Take every line from the listing below that includes "percent" and copy it.

## START GIVEN DATA

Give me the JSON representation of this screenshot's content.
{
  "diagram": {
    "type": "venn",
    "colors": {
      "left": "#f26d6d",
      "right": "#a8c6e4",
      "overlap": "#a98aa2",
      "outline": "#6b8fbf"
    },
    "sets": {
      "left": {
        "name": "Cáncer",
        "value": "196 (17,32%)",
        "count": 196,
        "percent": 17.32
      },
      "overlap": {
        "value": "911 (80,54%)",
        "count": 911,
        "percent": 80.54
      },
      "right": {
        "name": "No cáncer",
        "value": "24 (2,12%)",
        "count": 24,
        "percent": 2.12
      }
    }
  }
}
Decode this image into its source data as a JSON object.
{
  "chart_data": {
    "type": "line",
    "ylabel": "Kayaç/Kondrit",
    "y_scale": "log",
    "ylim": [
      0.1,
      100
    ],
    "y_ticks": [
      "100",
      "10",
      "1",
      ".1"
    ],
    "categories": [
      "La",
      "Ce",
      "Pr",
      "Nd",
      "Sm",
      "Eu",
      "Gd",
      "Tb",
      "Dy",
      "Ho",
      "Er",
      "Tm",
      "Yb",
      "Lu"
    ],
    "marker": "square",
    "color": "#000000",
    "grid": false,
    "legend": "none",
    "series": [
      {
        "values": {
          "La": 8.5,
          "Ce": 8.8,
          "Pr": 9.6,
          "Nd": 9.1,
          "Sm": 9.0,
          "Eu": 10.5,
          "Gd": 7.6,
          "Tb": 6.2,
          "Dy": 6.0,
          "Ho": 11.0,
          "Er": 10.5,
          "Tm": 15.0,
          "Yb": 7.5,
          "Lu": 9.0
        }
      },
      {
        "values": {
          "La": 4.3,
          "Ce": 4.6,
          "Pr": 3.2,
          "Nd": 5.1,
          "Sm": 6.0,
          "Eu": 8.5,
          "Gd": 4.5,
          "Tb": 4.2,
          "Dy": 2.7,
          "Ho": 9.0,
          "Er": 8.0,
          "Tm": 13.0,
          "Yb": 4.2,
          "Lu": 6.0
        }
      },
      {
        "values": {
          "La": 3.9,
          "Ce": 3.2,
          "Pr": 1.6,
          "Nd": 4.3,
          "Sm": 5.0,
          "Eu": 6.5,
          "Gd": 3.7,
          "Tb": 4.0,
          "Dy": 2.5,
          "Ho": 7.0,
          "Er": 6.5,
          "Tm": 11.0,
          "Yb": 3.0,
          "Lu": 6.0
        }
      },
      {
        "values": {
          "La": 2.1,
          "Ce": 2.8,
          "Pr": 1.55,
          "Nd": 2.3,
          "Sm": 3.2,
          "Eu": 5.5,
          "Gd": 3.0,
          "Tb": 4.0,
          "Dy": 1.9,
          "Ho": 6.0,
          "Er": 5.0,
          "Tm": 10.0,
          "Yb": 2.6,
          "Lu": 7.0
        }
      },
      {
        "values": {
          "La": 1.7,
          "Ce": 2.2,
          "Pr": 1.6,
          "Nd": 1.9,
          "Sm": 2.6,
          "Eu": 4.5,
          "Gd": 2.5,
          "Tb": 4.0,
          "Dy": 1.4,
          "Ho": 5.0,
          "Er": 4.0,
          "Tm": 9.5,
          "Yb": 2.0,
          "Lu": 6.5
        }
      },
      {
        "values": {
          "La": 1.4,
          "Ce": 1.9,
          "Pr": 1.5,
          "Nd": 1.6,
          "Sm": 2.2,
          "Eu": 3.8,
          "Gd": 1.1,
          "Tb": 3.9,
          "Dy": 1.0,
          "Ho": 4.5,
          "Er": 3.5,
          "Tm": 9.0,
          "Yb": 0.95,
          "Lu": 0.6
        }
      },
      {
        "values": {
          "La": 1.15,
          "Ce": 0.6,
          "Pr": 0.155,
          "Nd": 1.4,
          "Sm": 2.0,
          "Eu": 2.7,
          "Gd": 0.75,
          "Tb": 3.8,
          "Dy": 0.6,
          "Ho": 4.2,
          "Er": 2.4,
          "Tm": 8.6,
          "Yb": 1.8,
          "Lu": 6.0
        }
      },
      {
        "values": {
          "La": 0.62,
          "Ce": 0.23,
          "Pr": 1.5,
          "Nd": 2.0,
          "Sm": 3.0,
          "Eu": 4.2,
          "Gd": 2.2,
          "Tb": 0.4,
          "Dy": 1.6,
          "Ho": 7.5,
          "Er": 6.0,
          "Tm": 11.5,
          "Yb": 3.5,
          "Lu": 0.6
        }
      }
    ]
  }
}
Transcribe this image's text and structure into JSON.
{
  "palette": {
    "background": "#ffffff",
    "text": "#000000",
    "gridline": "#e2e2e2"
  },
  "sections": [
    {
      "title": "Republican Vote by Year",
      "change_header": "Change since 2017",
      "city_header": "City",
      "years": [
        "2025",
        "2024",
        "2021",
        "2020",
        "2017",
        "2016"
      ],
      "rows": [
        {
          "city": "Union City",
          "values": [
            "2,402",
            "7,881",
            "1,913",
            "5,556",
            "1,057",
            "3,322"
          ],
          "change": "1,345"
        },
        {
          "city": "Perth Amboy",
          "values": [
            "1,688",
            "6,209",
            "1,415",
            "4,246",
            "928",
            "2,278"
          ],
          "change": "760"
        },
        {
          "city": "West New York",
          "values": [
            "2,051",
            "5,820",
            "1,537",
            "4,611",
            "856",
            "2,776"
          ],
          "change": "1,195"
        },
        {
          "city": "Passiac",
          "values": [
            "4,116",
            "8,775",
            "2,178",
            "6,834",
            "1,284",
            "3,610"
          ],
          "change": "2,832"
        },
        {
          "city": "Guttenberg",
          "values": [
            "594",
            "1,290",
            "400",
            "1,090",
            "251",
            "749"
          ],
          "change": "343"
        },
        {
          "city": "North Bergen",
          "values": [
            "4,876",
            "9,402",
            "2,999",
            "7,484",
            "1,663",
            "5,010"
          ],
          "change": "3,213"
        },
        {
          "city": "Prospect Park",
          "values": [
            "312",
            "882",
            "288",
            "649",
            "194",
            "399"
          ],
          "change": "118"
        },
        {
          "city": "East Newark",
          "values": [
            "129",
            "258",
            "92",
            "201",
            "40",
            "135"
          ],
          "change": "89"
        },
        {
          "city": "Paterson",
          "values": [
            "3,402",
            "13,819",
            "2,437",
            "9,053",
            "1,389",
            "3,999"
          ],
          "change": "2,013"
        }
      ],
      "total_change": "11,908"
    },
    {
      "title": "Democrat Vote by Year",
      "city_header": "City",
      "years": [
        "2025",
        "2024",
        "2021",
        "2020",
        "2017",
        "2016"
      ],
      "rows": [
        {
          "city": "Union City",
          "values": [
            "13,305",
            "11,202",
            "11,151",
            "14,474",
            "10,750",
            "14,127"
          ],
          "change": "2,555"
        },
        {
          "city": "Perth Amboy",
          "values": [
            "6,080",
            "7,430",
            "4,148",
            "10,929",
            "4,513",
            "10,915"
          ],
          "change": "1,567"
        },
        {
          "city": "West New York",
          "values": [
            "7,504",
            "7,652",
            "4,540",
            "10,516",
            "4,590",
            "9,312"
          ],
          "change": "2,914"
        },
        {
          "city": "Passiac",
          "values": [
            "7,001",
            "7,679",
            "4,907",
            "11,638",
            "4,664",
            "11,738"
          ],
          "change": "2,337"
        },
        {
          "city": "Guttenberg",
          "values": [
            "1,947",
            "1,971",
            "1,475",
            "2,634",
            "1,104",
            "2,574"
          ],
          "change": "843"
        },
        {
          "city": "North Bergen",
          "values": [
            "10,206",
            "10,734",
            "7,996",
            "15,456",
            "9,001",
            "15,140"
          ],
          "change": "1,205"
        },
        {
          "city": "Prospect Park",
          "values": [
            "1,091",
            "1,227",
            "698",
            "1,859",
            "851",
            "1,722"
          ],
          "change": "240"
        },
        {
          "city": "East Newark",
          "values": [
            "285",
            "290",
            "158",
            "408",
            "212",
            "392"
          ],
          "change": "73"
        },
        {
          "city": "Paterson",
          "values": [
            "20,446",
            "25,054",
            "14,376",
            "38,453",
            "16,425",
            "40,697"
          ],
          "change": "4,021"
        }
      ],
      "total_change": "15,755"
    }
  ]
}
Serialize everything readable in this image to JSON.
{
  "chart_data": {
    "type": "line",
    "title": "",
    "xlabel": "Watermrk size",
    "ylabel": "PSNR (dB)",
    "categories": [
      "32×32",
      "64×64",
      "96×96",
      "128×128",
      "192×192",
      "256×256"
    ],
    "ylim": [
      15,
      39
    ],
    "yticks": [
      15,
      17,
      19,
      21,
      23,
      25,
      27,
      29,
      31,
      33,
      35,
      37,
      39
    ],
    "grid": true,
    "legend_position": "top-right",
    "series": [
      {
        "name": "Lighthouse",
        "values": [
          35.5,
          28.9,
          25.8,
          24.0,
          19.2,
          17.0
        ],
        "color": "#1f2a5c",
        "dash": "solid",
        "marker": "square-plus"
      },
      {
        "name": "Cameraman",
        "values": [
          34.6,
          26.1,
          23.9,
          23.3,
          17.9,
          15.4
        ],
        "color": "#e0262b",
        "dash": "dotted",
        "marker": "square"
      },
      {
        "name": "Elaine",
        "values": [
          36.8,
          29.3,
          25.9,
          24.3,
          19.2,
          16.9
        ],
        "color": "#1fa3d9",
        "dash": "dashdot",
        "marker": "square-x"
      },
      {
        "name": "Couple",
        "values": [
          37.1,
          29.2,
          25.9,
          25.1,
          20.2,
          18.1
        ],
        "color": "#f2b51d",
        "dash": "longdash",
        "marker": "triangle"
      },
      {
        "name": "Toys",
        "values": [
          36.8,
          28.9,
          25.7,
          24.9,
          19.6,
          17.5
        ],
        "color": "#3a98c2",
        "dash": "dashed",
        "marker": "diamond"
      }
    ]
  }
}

## END GIVEN DATA

## WRITTEN RESPONSE:
        "percent": 17.32
        "percent": 80.54
        "percent": 2.12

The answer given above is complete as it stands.